### The request
Rewrite the items below with every "Bar" changed to "Rectangle" and nothing else altered. Leave out the pictures.

### Listed records
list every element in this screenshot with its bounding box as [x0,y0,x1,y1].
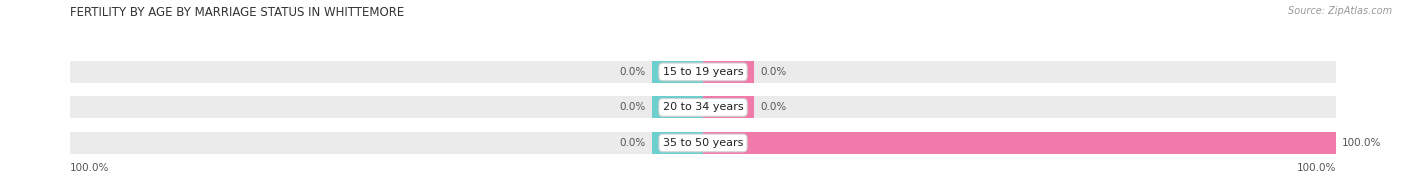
Text: 100.0%: 100.0% [70,163,110,173]
Bar [652,61,703,83]
Bar [70,96,703,118]
Text: 100.0%: 100.0% [1296,163,1336,173]
Bar [703,96,1336,118]
Text: Source: ZipAtlas.com: Source: ZipAtlas.com [1288,6,1392,16]
Bar [652,132,703,154]
Text: 15 to 19 years: 15 to 19 years [662,67,744,77]
Bar [703,61,754,83]
Bar [70,132,703,154]
Text: 0.0%: 0.0% [620,67,647,77]
Bar [652,96,703,118]
Text: 35 to 50 years: 35 to 50 years [662,138,744,148]
Text: 0.0%: 0.0% [620,138,647,148]
Bar [703,132,1336,154]
Bar [703,96,754,118]
Text: 100.0%: 100.0% [1343,138,1382,148]
Text: FERTILITY BY AGE BY MARRIAGE STATUS IN WHITTEMORE: FERTILITY BY AGE BY MARRIAGE STATUS IN W… [70,6,405,19]
Text: 0.0%: 0.0% [620,103,647,113]
Text: 0.0%: 0.0% [759,67,786,77]
Bar [70,61,703,83]
Bar [703,132,1336,154]
Bar [703,61,1336,83]
Text: 0.0%: 0.0% [759,103,786,113]
Text: 20 to 34 years: 20 to 34 years [662,103,744,113]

### Full output
list every element in this screenshot with its bounding box as [x0,y0,x1,y1].
Text: 100.0%: 100.0% [70,163,110,173]
Rectangle [652,61,703,83]
Rectangle [70,96,703,118]
Text: 100.0%: 100.0% [1296,163,1336,173]
Rectangle [703,96,1336,118]
Text: Source: ZipAtlas.com: Source: ZipAtlas.com [1288,6,1392,16]
Rectangle [652,132,703,154]
Text: 15 to 19 years: 15 to 19 years [662,67,744,77]
Rectangle [703,61,754,83]
Rectangle [70,132,703,154]
Text: 0.0%: 0.0% [620,67,647,77]
Rectangle [652,96,703,118]
Text: 35 to 50 years: 35 to 50 years [662,138,744,148]
Text: 0.0%: 0.0% [620,138,647,148]
Rectangle [703,132,1336,154]
Rectangle [703,96,754,118]
Text: 100.0%: 100.0% [1343,138,1382,148]
Text: FERTILITY BY AGE BY MARRIAGE STATUS IN WHITTEMORE: FERTILITY BY AGE BY MARRIAGE STATUS IN W… [70,6,405,19]
Text: 0.0%: 0.0% [620,103,647,113]
Text: 0.0%: 0.0% [759,67,786,77]
Rectangle [70,61,703,83]
Rectangle [703,132,1336,154]
Rectangle [703,61,1336,83]
Text: 0.0%: 0.0% [759,103,786,113]
Text: 20 to 34 years: 20 to 34 years [662,103,744,113]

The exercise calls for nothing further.